(A run of records)

★ ★ ★ ★ ★

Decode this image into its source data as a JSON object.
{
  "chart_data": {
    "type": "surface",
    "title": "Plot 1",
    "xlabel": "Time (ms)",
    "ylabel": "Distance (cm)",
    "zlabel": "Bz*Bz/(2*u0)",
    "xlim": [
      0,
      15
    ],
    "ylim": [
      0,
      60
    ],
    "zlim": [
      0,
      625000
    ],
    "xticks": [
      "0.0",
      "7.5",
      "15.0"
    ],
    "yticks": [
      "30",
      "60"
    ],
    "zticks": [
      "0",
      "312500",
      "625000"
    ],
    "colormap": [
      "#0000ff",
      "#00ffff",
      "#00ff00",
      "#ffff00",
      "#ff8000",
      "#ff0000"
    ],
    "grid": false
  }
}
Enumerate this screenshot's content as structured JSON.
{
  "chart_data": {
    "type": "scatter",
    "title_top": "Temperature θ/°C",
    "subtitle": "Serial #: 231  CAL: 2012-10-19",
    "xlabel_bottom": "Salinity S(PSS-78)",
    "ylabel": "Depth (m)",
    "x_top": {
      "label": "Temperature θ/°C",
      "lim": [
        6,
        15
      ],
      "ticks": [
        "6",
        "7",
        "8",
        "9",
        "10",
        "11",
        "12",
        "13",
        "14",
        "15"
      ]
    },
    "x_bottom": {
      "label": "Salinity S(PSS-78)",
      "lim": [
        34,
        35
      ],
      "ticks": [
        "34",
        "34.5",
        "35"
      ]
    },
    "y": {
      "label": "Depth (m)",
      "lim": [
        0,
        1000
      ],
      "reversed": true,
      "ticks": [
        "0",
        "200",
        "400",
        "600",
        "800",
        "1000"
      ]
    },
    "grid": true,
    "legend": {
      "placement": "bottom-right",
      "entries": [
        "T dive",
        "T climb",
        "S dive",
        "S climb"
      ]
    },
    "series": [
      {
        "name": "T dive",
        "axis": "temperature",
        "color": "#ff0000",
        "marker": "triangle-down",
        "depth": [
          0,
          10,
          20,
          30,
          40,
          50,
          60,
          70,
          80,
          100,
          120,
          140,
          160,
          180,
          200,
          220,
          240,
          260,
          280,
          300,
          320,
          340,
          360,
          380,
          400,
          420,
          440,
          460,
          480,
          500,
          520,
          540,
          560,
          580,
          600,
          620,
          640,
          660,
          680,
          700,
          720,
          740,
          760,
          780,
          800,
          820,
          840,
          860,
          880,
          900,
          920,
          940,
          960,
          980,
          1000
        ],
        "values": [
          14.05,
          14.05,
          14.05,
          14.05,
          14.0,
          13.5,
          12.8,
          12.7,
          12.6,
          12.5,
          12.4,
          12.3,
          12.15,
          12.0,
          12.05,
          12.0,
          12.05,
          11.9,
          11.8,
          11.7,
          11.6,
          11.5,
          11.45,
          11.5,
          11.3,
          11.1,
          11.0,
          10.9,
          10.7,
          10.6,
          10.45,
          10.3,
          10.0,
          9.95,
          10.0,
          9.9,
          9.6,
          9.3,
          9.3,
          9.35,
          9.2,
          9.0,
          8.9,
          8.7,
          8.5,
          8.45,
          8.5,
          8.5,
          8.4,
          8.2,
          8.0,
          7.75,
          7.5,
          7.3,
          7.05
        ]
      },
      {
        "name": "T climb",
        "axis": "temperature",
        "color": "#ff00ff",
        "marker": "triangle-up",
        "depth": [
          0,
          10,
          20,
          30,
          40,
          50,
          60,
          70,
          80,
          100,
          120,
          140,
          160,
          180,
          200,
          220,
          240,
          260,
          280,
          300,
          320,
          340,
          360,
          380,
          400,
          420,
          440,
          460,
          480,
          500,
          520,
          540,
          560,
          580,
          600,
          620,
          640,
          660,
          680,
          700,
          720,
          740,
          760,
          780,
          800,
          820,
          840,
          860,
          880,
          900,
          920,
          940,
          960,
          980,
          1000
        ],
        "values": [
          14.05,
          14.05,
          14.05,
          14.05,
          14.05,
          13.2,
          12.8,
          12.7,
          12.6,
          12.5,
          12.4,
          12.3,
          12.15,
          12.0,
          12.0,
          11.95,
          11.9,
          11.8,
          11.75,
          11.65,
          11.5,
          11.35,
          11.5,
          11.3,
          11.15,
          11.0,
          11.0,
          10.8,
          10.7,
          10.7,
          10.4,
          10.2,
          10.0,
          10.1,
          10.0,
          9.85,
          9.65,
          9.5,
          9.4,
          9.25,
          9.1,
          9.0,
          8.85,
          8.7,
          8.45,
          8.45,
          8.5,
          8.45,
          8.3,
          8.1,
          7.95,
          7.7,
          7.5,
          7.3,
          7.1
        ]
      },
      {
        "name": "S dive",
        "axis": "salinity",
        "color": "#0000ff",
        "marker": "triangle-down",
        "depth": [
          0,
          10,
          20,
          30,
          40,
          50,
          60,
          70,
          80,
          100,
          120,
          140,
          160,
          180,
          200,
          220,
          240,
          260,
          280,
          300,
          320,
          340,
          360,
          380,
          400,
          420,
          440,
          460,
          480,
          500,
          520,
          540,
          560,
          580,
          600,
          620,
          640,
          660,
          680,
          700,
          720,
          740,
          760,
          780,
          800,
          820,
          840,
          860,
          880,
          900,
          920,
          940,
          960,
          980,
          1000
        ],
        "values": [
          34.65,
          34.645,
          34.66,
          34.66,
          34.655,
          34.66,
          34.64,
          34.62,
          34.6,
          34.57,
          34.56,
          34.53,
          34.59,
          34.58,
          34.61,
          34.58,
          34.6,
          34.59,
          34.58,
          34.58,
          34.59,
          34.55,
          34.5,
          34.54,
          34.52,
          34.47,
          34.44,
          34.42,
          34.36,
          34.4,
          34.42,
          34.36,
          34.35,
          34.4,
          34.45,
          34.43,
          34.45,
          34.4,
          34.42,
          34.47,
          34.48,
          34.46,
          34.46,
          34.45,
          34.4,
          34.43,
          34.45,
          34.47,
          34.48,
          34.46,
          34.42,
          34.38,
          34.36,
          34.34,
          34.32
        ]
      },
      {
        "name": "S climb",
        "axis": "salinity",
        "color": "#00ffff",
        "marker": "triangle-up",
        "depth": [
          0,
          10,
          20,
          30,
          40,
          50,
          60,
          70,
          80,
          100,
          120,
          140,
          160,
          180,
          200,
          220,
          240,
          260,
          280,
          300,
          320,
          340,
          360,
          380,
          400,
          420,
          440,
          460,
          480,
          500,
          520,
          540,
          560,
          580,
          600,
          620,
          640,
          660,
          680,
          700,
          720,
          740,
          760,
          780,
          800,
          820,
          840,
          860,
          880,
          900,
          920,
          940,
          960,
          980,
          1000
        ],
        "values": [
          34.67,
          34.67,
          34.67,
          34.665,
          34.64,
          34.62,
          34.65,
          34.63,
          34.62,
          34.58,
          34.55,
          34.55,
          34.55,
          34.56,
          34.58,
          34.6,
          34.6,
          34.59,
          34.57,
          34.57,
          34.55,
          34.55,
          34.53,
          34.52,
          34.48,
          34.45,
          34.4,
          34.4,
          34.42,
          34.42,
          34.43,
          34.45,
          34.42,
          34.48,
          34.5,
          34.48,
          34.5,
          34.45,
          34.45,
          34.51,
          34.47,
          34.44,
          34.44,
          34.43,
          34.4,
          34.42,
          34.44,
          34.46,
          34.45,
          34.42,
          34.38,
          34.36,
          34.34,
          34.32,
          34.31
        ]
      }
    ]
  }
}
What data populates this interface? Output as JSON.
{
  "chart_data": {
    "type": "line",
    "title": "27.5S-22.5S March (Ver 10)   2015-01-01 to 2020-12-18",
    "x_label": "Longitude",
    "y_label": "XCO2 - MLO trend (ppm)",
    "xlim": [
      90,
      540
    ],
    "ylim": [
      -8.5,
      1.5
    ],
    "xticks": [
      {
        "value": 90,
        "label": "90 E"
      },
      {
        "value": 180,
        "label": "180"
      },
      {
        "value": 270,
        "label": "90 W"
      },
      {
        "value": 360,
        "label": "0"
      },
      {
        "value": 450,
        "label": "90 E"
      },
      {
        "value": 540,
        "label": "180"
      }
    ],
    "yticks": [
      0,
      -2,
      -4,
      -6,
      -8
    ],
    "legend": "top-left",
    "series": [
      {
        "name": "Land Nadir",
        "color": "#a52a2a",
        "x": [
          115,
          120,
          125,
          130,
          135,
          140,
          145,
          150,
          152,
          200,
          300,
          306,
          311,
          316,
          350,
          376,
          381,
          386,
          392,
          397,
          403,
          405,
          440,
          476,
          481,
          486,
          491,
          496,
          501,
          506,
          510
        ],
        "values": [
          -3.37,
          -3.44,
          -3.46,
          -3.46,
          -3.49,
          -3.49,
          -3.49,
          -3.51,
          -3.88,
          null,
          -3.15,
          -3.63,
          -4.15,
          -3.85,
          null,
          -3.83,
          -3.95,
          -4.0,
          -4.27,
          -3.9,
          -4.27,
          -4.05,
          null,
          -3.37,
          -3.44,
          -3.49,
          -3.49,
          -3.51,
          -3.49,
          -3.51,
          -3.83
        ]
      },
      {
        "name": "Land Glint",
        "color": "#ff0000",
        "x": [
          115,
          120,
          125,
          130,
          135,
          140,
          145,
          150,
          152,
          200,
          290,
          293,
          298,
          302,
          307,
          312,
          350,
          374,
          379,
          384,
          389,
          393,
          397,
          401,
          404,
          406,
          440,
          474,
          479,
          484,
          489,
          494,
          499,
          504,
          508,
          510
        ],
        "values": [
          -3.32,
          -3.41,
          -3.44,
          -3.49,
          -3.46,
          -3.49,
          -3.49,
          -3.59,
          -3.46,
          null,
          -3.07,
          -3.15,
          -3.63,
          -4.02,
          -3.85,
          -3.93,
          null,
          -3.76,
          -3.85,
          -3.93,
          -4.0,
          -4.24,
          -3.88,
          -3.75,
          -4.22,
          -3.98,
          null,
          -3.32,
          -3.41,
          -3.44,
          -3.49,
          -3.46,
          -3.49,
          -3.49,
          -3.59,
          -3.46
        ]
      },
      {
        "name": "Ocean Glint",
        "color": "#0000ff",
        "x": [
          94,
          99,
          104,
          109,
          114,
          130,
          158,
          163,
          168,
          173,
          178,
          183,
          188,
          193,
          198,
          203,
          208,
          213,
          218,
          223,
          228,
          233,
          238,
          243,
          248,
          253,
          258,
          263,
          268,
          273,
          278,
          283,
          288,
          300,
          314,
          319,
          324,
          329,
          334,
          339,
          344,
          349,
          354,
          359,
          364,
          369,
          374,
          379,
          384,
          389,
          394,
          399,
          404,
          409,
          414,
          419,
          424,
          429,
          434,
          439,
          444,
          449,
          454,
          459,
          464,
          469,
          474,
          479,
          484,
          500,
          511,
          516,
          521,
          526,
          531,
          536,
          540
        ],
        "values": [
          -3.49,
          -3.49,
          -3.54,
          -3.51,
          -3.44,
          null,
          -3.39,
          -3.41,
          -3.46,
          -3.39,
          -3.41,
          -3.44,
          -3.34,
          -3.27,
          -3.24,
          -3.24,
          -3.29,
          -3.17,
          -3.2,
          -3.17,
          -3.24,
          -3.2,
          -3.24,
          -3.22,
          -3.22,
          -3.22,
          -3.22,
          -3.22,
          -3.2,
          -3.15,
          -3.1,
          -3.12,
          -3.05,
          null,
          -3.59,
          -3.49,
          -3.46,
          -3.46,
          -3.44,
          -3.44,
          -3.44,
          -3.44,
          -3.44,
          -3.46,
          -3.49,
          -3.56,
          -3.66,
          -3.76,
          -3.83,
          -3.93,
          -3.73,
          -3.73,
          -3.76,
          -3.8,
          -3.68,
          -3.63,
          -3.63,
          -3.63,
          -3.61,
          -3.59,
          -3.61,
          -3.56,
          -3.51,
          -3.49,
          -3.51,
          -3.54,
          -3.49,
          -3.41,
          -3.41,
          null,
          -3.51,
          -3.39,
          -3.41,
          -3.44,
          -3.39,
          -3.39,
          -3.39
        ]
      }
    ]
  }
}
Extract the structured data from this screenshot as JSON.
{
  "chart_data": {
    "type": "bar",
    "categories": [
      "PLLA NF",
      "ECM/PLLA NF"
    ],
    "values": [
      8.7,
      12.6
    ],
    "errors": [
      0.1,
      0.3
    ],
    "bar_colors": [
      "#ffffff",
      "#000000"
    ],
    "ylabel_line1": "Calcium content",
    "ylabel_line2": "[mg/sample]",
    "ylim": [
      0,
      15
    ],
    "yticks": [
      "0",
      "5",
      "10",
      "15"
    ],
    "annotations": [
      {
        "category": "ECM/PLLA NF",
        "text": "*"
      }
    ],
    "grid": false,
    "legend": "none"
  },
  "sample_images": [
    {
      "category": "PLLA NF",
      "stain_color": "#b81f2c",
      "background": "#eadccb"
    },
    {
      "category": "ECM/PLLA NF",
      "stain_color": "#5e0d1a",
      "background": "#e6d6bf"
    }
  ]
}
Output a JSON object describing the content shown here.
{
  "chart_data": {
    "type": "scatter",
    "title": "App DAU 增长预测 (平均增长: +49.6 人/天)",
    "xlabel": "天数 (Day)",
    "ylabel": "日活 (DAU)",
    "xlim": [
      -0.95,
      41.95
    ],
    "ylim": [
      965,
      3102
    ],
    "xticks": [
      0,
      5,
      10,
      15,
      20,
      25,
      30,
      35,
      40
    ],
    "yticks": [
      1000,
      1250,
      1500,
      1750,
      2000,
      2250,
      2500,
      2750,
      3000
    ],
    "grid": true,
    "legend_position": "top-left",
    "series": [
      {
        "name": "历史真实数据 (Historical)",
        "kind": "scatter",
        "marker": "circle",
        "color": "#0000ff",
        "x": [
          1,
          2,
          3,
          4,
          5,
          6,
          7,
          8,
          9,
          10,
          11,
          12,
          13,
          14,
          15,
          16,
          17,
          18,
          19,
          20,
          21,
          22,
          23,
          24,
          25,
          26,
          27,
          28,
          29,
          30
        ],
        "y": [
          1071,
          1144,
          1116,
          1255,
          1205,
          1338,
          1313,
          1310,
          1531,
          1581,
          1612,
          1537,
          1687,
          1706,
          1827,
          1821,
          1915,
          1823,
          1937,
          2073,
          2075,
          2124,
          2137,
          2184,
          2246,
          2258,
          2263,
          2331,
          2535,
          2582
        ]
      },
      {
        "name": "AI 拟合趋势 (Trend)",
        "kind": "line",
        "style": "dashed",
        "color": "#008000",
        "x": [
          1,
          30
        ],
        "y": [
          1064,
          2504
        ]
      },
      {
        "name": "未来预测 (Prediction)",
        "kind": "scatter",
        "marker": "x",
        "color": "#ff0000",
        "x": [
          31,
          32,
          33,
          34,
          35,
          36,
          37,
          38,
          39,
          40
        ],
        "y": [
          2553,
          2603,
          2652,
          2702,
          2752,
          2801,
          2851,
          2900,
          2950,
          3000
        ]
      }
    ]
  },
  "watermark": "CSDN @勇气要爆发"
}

★ ★ ★ ★ ★

> THE REQUEST
Going through the records above, state how many lines carry "type", with no other text.

> FINISHED EXERCISE
5